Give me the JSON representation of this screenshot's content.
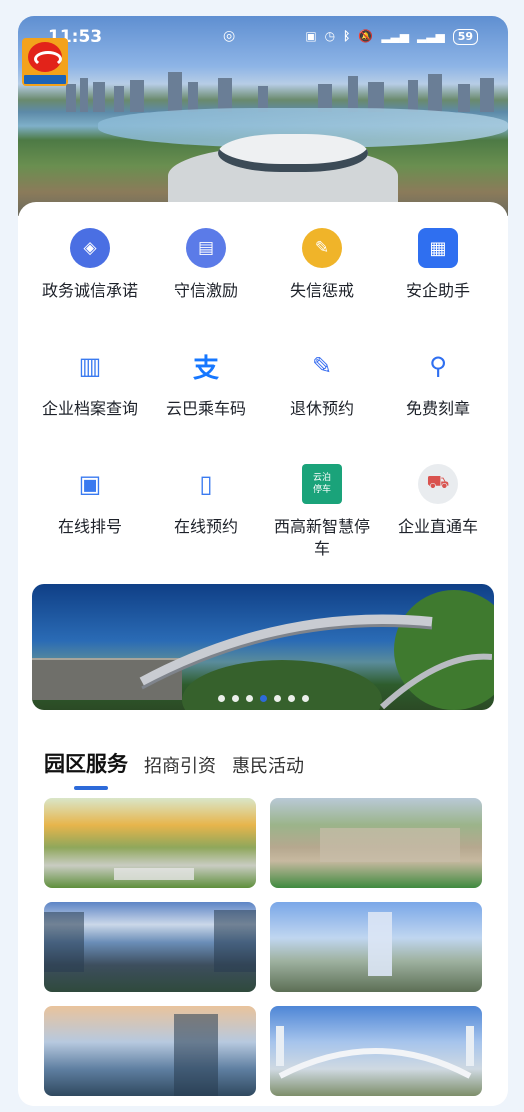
{
  "status_bar": {
    "time": "11:53",
    "battery": "59",
    "signal_icons": [
      "nfc-icon",
      "vibrate-icon",
      "alarm-icon",
      "bluetooth-icon",
      "mute-icon",
      "signal-icon",
      "signal-icon"
    ]
  },
  "hero": {
    "description_icon": "city-skyline-image"
  },
  "services_grid": [
    {
      "label": "政务诚信承诺",
      "icon": "shield-check-icon",
      "color": "#4a6fe3"
    },
    {
      "label": "守信激励",
      "icon": "award-doc-icon",
      "color": "#5b7be8"
    },
    {
      "label": "失信惩戒",
      "icon": "warning-doc-icon",
      "color": "#f0b429"
    },
    {
      "label": "安企助手",
      "icon": "assistant-icon",
      "color": "#2f6ff0"
    },
    {
      "label": "企业档案查询",
      "icon": "archive-search-icon",
      "color": "#3a7af0"
    },
    {
      "label": "云巴乘车码",
      "icon": "alipay-icon",
      "color": "#1677ff"
    },
    {
      "label": "退休预约",
      "icon": "edit-appointment-icon",
      "color": "#3a6ff0"
    },
    {
      "label": "免费刻章",
      "icon": "stamp-icon",
      "color": "#2f6ff0"
    },
    {
      "label": "在线排号",
      "icon": "queue-ticket-icon",
      "color": "#3a7af0"
    },
    {
      "label": "在线预约",
      "icon": "phone-booking-icon",
      "color": "#3a7af0"
    },
    {
      "label": "西高新智慧停车",
      "icon": "parking-icon",
      "color": "#1aa37a"
    },
    {
      "label": "企业直通车",
      "icon": "bus-icon",
      "color": "#d9534f"
    }
  ],
  "parking_icon_text": [
    "云泊",
    "停车"
  ],
  "banner": {
    "dots_total": 7,
    "active_dot": 3
  },
  "park_section": {
    "tabs": [
      "园区服务",
      "招商引资",
      "惠民活动"
    ],
    "active_tab": 0
  }
}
■ ■ ■ ■
> **Required task**
Write out again every line above exactly as given; the pictures do not belong in the copy.

> **Task result**
Give me the JSON representation of this screenshot's content.
{
  "status_bar": {
    "time": "11:53",
    "battery": "59",
    "signal_icons": [
      "nfc-icon",
      "vibrate-icon",
      "alarm-icon",
      "bluetooth-icon",
      "mute-icon",
      "signal-icon",
      "signal-icon"
    ]
  },
  "hero": {
    "description_icon": "city-skyline-image"
  },
  "services_grid": [
    {
      "label": "政务诚信承诺",
      "icon": "shield-check-icon",
      "color": "#4a6fe3"
    },
    {
      "label": "守信激励",
      "icon": "award-doc-icon",
      "color": "#5b7be8"
    },
    {
      "label": "失信惩戒",
      "icon": "warning-doc-icon",
      "color": "#f0b429"
    },
    {
      "label": "安企助手",
      "icon": "assistant-icon",
      "color": "#2f6ff0"
    },
    {
      "label": "企业档案查询",
      "icon": "archive-search-icon",
      "color": "#3a7af0"
    },
    {
      "label": "云巴乘车码",
      "icon": "alipay-icon",
      "color": "#1677ff"
    },
    {
      "label": "退休预约",
      "icon": "edit-appointment-icon",
      "color": "#3a6ff0"
    },
    {
      "label": "免费刻章",
      "icon": "stamp-icon",
      "color": "#2f6ff0"
    },
    {
      "label": "在线排号",
      "icon": "queue-ticket-icon",
      "color": "#3a7af0"
    },
    {
      "label": "在线预约",
      "icon": "phone-booking-icon",
      "color": "#3a7af0"
    },
    {
      "label": "西高新智慧停车",
      "icon": "parking-icon",
      "color": "#1aa37a"
    },
    {
      "label": "企业直通车",
      "icon": "bus-icon",
      "color": "#d9534f"
    }
  ],
  "parking_icon_text": [
    "云泊",
    "停车"
  ],
  "banner": {
    "dots_total": 7,
    "active_dot": 3
  },
  "park_section": {
    "tabs": [
      "园区服务",
      "招商引资",
      "惠民活动"
    ],
    "active_tab": 0
  }
}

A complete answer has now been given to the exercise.